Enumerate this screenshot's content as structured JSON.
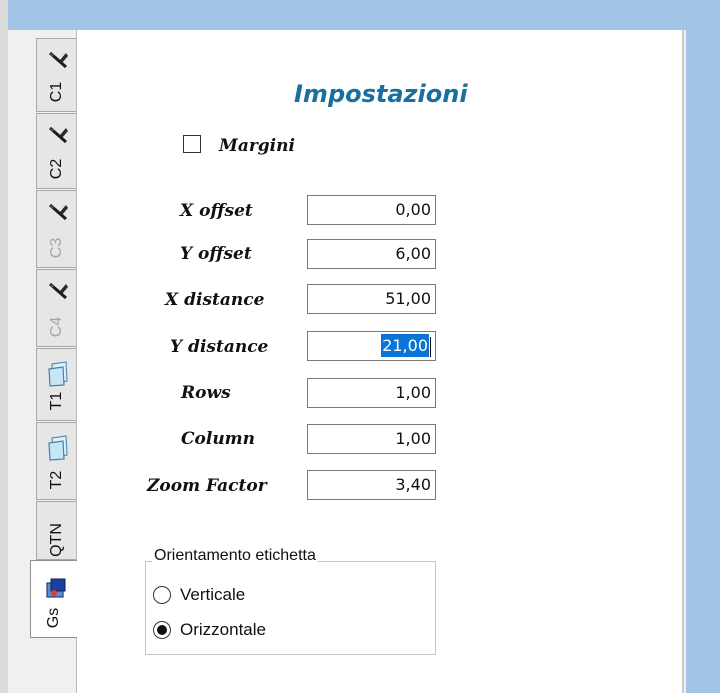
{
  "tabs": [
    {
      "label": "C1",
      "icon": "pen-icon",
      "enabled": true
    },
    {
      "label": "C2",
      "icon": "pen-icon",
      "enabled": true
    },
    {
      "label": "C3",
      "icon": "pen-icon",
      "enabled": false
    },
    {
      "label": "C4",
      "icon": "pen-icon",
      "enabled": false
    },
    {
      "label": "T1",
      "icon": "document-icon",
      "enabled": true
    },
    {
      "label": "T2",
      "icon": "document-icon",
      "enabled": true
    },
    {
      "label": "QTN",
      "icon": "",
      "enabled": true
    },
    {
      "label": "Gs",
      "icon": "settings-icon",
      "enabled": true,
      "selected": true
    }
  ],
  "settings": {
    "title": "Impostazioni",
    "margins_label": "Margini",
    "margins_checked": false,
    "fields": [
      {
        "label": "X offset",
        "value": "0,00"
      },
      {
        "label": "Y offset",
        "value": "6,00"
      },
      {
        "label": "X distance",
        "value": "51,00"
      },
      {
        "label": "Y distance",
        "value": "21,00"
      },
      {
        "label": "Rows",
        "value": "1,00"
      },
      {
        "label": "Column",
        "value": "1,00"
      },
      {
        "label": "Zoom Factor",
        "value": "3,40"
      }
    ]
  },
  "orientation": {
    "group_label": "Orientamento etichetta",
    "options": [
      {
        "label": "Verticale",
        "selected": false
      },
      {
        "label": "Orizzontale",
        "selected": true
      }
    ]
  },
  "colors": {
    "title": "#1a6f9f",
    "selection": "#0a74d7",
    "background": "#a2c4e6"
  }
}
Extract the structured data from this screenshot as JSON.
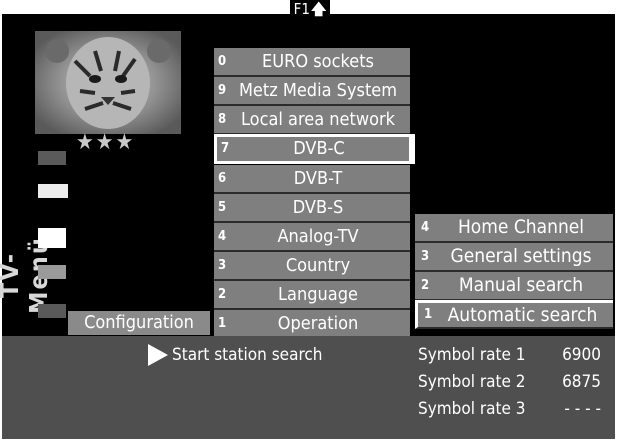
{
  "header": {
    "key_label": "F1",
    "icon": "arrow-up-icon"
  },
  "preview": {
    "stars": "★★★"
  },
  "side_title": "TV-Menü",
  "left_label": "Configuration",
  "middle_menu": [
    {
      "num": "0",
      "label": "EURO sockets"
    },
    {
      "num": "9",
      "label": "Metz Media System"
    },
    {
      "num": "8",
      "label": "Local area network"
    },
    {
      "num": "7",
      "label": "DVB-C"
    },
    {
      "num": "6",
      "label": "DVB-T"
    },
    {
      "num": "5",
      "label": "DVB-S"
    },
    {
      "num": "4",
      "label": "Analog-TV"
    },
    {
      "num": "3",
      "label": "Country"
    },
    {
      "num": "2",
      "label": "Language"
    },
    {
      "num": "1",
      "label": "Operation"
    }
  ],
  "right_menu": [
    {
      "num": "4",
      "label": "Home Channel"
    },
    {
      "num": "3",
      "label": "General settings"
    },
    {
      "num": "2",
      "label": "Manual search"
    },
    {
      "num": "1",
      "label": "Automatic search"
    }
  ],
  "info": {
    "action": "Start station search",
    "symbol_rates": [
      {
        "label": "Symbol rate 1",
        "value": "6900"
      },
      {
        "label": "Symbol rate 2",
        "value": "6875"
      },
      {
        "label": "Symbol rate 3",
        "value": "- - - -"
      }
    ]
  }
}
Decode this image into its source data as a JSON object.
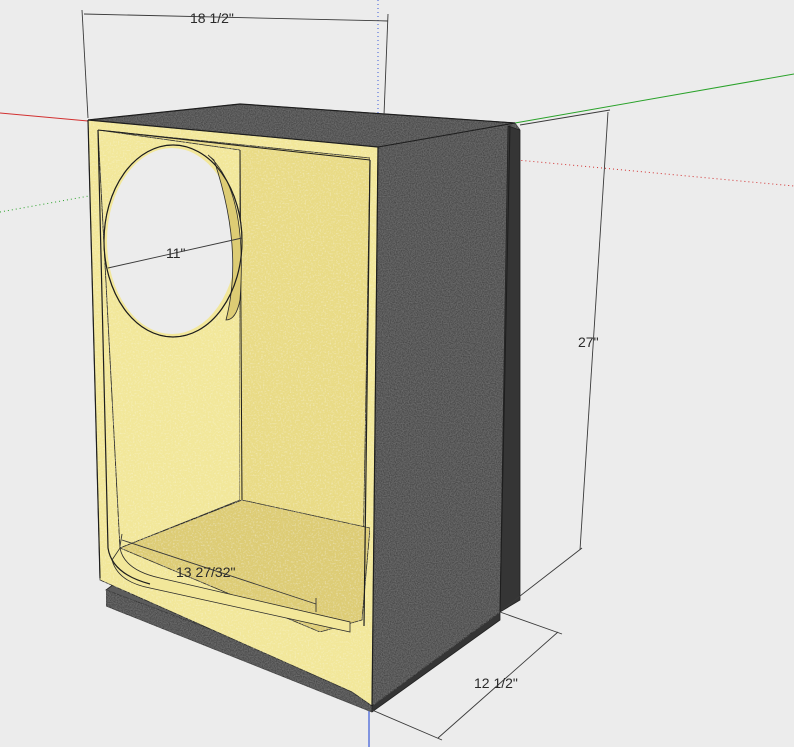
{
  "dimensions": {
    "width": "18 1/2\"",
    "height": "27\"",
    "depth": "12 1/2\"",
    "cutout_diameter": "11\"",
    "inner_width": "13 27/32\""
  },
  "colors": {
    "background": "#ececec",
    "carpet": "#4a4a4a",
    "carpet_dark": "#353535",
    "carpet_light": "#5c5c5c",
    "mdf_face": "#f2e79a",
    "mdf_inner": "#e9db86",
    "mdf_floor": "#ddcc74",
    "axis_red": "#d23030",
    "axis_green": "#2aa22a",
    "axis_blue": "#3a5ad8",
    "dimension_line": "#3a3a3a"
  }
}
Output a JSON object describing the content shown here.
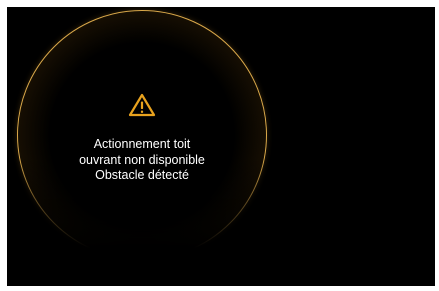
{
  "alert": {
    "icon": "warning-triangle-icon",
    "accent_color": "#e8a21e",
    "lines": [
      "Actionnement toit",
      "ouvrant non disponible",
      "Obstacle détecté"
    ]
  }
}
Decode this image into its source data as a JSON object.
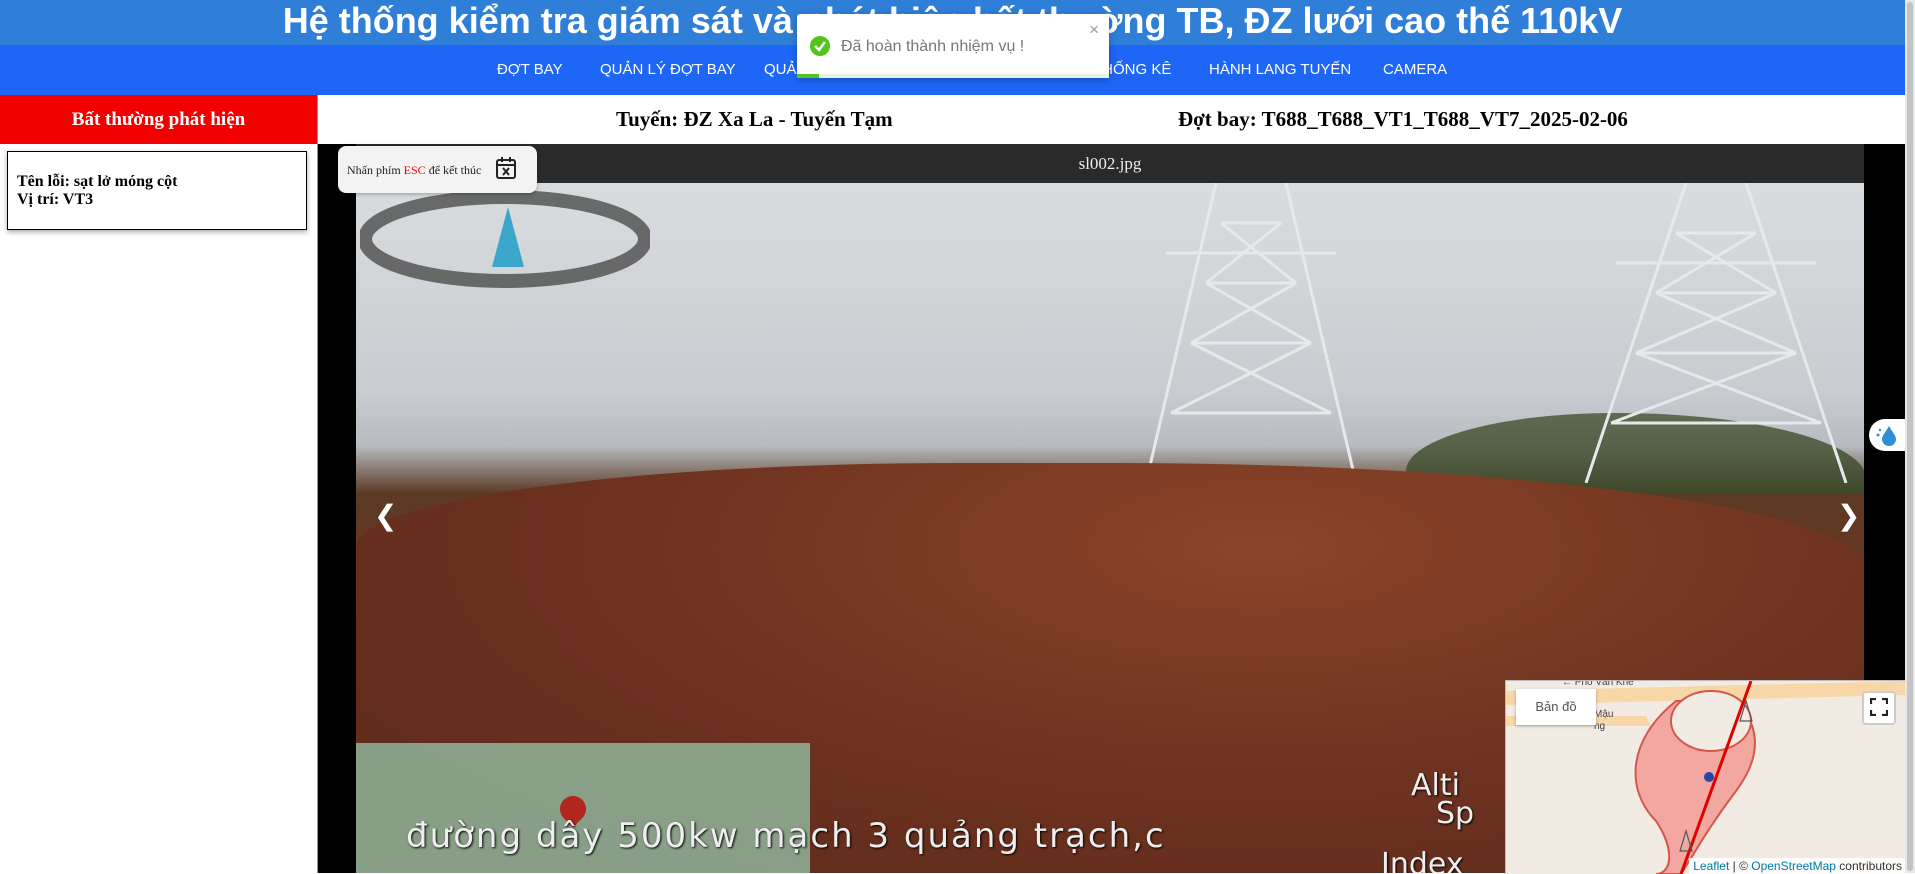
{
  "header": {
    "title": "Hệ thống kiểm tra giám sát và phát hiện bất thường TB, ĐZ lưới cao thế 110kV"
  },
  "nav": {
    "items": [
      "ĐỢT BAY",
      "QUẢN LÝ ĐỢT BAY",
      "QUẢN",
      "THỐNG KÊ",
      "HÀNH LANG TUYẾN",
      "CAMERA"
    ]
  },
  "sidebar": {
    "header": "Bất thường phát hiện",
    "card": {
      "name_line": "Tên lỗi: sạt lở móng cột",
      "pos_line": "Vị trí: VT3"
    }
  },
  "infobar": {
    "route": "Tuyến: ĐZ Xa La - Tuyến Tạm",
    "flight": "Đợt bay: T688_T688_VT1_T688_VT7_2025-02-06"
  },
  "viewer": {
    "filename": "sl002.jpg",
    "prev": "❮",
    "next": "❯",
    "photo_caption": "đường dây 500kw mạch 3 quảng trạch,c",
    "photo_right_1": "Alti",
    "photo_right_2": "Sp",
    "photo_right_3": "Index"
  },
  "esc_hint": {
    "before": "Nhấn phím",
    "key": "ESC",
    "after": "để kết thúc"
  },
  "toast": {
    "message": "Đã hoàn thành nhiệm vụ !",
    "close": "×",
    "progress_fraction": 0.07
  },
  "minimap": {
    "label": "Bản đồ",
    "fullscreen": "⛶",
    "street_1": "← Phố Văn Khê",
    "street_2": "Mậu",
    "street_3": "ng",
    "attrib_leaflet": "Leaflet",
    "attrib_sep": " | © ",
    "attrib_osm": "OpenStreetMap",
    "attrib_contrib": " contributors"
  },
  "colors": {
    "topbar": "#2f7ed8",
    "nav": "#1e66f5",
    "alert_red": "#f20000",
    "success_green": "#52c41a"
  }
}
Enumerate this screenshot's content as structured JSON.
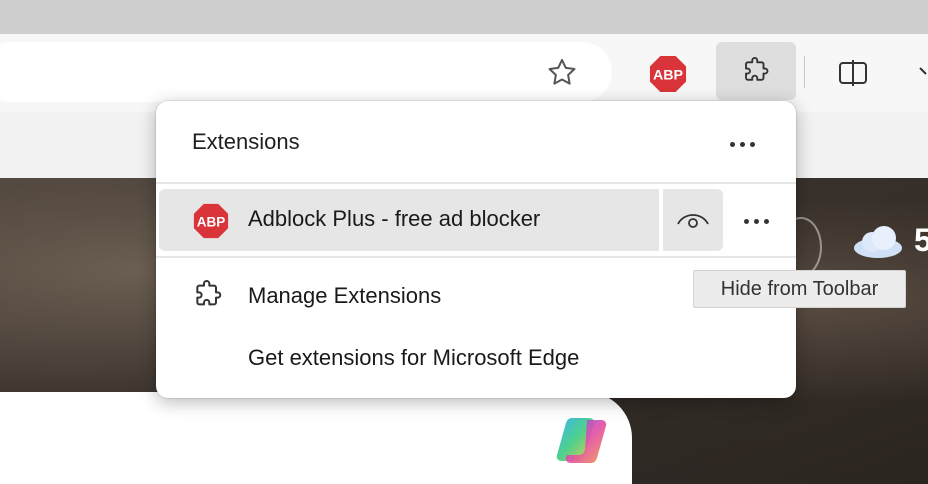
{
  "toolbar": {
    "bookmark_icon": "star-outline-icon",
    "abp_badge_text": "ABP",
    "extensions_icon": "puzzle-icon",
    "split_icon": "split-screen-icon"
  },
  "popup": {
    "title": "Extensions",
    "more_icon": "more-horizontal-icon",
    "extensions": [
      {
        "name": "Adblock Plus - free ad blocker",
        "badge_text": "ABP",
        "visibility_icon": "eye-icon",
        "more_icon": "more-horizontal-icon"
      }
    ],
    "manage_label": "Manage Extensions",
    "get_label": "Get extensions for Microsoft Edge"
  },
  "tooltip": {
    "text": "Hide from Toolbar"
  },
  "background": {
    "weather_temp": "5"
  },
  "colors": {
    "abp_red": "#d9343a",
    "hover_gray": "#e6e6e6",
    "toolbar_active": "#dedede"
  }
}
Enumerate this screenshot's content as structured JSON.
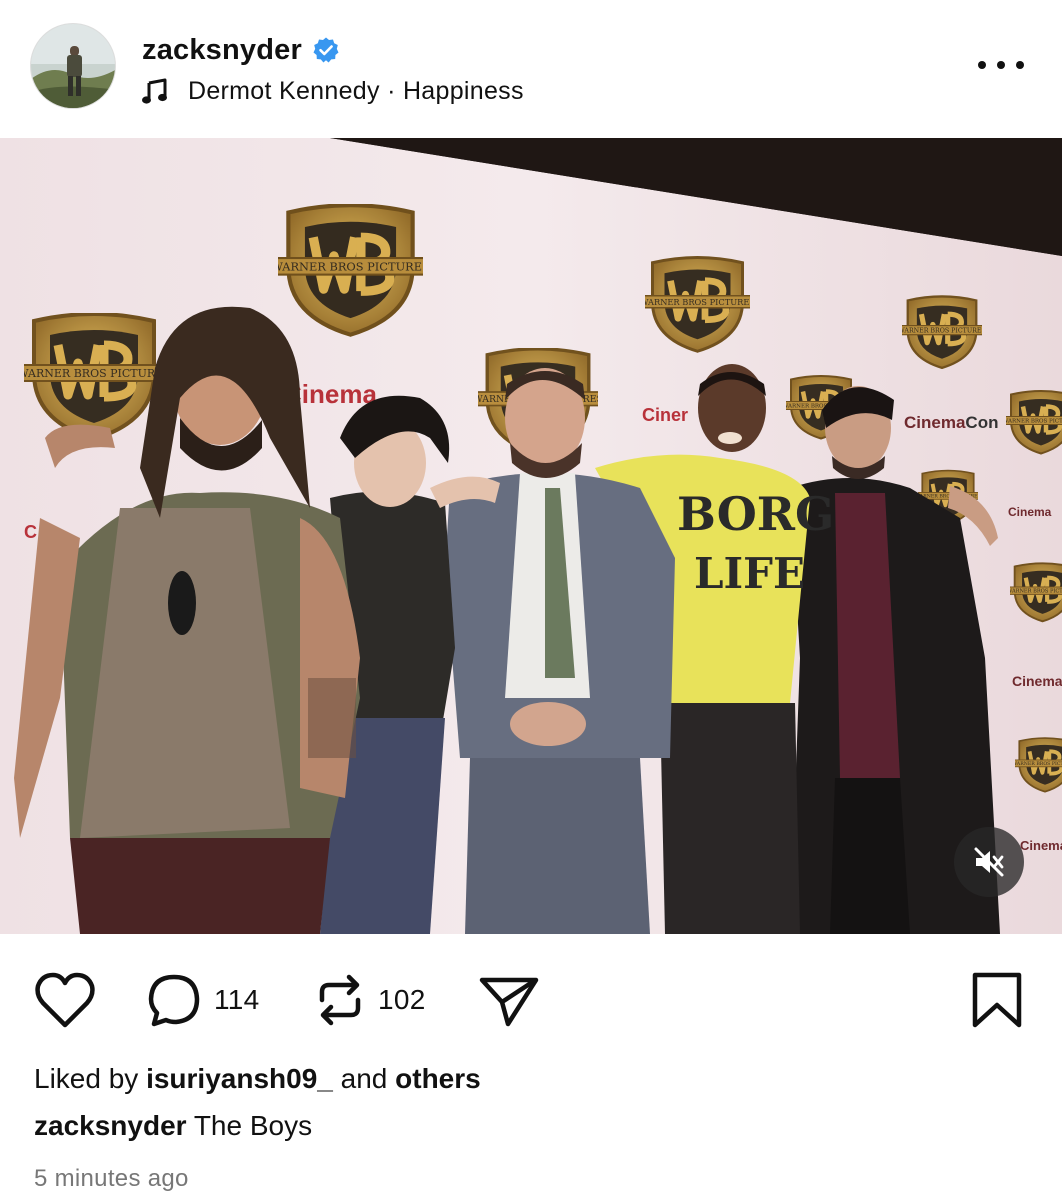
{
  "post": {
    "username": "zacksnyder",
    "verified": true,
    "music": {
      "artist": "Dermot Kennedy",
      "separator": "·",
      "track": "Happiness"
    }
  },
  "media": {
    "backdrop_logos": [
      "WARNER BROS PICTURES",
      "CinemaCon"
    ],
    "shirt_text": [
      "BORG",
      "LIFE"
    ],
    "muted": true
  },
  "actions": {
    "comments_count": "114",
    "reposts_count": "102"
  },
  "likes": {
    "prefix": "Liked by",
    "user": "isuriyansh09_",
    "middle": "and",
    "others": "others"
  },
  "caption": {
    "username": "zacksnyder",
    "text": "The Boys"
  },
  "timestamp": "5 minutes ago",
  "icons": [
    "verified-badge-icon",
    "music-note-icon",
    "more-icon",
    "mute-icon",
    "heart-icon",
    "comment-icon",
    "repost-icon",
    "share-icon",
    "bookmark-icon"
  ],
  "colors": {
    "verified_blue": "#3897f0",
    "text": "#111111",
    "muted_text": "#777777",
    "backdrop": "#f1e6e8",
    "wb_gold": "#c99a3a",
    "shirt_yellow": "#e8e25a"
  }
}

### EXERCISE DIRECTIONS
Gather all lines from the records above in which "value" appears.

### SOLUTION TO THE EXERCISE
        "value": "0,00"
        "value": "6,00"
        "value": "51,00"
        "value": "21,00"
        "value": "1,00"
        "value": "1,00"
        "value": "3,40"
        "value": "6900"
        "value": "6875"
        "value": "- - - -"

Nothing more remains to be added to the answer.